• [WHAT THE EXERCISE ASKS]:
Print the whole listing exactly.

• [RECORDED DATA]:
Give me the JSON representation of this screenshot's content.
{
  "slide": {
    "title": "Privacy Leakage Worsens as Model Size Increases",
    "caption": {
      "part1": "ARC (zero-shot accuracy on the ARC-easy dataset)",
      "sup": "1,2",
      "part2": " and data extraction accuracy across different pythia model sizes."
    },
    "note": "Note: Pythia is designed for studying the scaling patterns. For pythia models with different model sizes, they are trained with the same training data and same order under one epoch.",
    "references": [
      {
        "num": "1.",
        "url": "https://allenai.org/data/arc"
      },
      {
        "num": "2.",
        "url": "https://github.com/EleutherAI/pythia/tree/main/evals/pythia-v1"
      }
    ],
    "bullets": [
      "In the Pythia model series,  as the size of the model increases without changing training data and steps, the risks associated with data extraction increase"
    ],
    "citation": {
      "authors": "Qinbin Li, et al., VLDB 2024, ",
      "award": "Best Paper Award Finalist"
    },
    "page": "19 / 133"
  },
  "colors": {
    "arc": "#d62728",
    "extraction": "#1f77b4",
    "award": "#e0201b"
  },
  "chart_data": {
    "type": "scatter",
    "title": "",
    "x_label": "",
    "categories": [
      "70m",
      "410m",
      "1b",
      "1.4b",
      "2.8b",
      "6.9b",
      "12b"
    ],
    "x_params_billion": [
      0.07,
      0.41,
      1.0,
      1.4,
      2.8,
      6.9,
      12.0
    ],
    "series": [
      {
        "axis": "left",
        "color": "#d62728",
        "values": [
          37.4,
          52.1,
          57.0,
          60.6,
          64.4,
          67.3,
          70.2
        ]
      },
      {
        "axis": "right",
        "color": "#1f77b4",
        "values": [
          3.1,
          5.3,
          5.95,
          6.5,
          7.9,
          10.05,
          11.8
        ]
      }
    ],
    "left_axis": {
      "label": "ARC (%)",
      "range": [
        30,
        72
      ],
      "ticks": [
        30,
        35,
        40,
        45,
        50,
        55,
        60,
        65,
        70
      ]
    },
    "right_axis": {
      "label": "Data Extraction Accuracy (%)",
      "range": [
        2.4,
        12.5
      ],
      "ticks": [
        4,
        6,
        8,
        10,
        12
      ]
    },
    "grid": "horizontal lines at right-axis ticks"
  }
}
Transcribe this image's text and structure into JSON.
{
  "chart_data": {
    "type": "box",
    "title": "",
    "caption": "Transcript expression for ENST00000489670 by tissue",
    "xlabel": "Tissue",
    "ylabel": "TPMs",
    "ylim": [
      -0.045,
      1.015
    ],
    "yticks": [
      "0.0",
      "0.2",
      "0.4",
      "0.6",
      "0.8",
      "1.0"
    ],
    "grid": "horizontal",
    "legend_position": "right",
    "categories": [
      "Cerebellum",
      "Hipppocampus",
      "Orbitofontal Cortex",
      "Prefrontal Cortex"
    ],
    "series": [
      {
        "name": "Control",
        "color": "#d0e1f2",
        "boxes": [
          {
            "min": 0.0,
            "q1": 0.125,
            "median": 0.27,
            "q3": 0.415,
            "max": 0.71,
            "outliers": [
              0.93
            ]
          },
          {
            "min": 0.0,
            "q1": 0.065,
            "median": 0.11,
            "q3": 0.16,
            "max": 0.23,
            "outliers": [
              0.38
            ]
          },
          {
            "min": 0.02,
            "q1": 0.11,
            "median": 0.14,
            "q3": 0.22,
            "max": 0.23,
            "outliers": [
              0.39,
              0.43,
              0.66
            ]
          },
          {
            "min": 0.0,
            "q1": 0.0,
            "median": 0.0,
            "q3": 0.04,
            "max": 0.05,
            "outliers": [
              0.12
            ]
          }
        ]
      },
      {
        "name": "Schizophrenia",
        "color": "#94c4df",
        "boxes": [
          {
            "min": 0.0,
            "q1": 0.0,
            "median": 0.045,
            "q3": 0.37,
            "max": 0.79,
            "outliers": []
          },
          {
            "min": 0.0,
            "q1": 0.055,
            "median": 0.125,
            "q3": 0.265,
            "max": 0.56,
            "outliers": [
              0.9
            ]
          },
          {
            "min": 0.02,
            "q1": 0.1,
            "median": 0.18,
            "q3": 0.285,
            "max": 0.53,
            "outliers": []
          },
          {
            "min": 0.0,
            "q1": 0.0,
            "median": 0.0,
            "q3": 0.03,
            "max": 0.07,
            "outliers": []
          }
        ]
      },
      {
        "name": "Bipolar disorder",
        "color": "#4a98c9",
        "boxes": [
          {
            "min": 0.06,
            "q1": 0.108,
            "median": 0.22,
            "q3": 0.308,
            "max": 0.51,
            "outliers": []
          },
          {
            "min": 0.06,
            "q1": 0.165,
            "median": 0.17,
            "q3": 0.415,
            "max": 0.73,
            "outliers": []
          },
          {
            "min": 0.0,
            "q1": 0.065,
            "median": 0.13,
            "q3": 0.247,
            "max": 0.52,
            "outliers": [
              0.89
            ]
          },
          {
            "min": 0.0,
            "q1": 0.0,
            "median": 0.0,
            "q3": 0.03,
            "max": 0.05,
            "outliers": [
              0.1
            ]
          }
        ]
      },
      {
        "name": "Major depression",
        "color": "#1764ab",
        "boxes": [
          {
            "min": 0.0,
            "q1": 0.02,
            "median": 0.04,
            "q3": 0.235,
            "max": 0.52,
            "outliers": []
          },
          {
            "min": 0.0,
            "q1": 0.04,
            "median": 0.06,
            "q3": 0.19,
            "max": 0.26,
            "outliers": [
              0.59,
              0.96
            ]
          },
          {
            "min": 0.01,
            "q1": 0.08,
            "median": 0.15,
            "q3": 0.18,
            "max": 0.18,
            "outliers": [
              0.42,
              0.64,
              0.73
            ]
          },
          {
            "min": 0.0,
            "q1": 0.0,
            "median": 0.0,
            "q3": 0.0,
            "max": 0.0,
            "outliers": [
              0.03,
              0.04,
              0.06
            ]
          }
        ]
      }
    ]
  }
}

• [RESULT OF THE EXERCISE]:
Give me the JSON representation of this screenshot's content.
{
  "slide": {
    "title": "Privacy Leakage Worsens as Model Size Increases",
    "caption": {
      "part1": "ARC (zero-shot accuracy on the ARC-easy dataset)",
      "sup": "1,2",
      "part2": " and data extraction accuracy across different pythia model sizes."
    },
    "note": "Note: Pythia is designed for studying the scaling patterns. For pythia models with different model sizes, they are trained with the same training data and same order under one epoch.",
    "references": [
      {
        "num": "1.",
        "url": "https://allenai.org/data/arc"
      },
      {
        "num": "2.",
        "url": "https://github.com/EleutherAI/pythia/tree/main/evals/pythia-v1"
      }
    ],
    "bullets": [
      "In the Pythia model series,  as the size of the model increases without changing training data and steps, the risks associated with data extraction increase"
    ],
    "citation": {
      "authors": "Qinbin Li, et al., VLDB 2024, ",
      "award": "Best Paper Award Finalist"
    },
    "page": "19 / 133"
  },
  "colors": {
    "arc": "#d62728",
    "extraction": "#1f77b4",
    "award": "#e0201b"
  },
  "chart_data": {
    "type": "scatter",
    "title": "",
    "x_label": "",
    "categories": [
      "70m",
      "410m",
      "1b",
      "1.4b",
      "2.8b",
      "6.9b",
      "12b"
    ],
    "x_params_billion": [
      0.07,
      0.41,
      1.0,
      1.4,
      2.8,
      6.9,
      12.0
    ],
    "series": [
      {
        "axis": "left",
        "color": "#d62728",
        "values": [
          37.4,
          52.1,
          57.0,
          60.6,
          64.4,
          67.3,
          70.2
        ]
      },
      {
        "axis": "right",
        "color": "#1f77b4",
        "values": [
          3.1,
          5.3,
          5.95,
          6.5,
          7.9,
          10.05,
          11.8
        ]
      }
    ],
    "left_axis": {
      "label": "ARC (%)",
      "range": [
        30,
        72
      ],
      "ticks": [
        30,
        35,
        40,
        45,
        50,
        55,
        60,
        65,
        70
      ]
    },
    "right_axis": {
      "label": "Data Extraction Accuracy (%)",
      "range": [
        2.4,
        12.5
      ],
      "ticks": [
        4,
        6,
        8,
        10,
        12
      ]
    },
    "grid": "horizontal lines at right-axis ticks"
  }
}
Transcribe this image's text and structure into JSON.
{
  "chart_data": {
    "type": "box",
    "title": "",
    "caption": "Transcript expression for ENST00000489670 by tissue",
    "xlabel": "Tissue",
    "ylabel": "TPMs",
    "ylim": [
      -0.045,
      1.015
    ],
    "yticks": [
      "0.0",
      "0.2",
      "0.4",
      "0.6",
      "0.8",
      "1.0"
    ],
    "grid": "horizontal",
    "legend_position": "right",
    "categories": [
      "Cerebellum",
      "Hipppocampus",
      "Orbitofontal Cortex",
      "Prefrontal Cortex"
    ],
    "series": [
      {
        "name": "Control",
        "color": "#d0e1f2",
        "boxes": [
          {
            "min": 0.0,
            "q1": 0.125,
            "median": 0.27,
            "q3": 0.415,
            "max": 0.71,
            "outliers": [
              0.93
            ]
          },
          {
            "min": 0.0,
            "q1": 0.065,
            "median": 0.11,
            "q3": 0.16,
            "max": 0.23,
            "outliers": [
              0.38
            ]
          },
          {
            "min": 0.02,
            "q1": 0.11,
            "median": 0.14,
            "q3": 0.22,
            "max": 0.23,
            "outliers": [
              0.39,
              0.43,
              0.66
            ]
          },
          {
            "min": 0.0,
            "q1": 0.0,
            "median": 0.0,
            "q3": 0.04,
            "max": 0.05,
            "outliers": [
              0.12
            ]
          }
        ]
      },
      {
        "name": "Schizophrenia",
        "color": "#94c4df",
        "boxes": [
          {
            "min": 0.0,
            "q1": 0.0,
            "median": 0.045,
            "q3": 0.37,
            "max": 0.79,
            "outliers": []
          },
          {
            "min": 0.0,
            "q1": 0.055,
            "median": 0.125,
            "q3": 0.265,
            "max": 0.56,
            "outliers": [
              0.9
            ]
          },
          {
            "min": 0.02,
            "q1": 0.1,
            "median": 0.18,
            "q3": 0.285,
            "max": 0.53,
            "outliers": []
          },
          {
            "min": 0.0,
            "q1": 0.0,
            "median": 0.0,
            "q3": 0.03,
            "max": 0.07,
            "outliers": []
          }
        ]
      },
      {
        "name": "Bipolar disorder",
        "color": "#4a98c9",
        "boxes": [
          {
            "min": 0.06,
            "q1": 0.108,
            "median": 0.22,
            "q3": 0.308,
            "max": 0.51,
            "outliers": []
          },
          {
            "min": 0.06,
            "q1": 0.165,
            "median": 0.17,
            "q3": 0.415,
            "max": 0.73,
            "outliers": []
          },
          {
            "min": 0.0,
            "q1": 0.065,
            "median": 0.13,
            "q3": 0.247,
            "max": 0.52,
            "outliers": [
              0.89
            ]
          },
          {
            "min": 0.0,
            "q1": 0.0,
            "median": 0.0,
            "q3": 0.03,
            "max": 0.05,
            "outliers": [
              0.1
            ]
          }
        ]
      },
      {
        "name": "Major depression",
        "color": "#1764ab",
        "boxes": [
          {
            "min": 0.0,
            "q1": 0.02,
            "median": 0.04,
            "q3": 0.235,
            "max": 0.52,
            "outliers": []
          },
          {
            "min": 0.0,
            "q1": 0.04,
            "median": 0.06,
            "q3": 0.19,
            "max": 0.26,
            "outliers": [
              0.59,
              0.96
            ]
          },
          {
            "min": 0.01,
            "q1": 0.08,
            "median": 0.15,
            "q3": 0.18,
            "max": 0.18,
            "outliers": [
              0.42,
              0.64,
              0.73
            ]
          },
          {
            "min": 0.0,
            "q1": 0.0,
            "median": 0.0,
            "q3": 0.0,
            "max": 0.0,
            "outliers": [
              0.03,
              0.04,
              0.06
            ]
          }
        ]
      }
    ]
  }
}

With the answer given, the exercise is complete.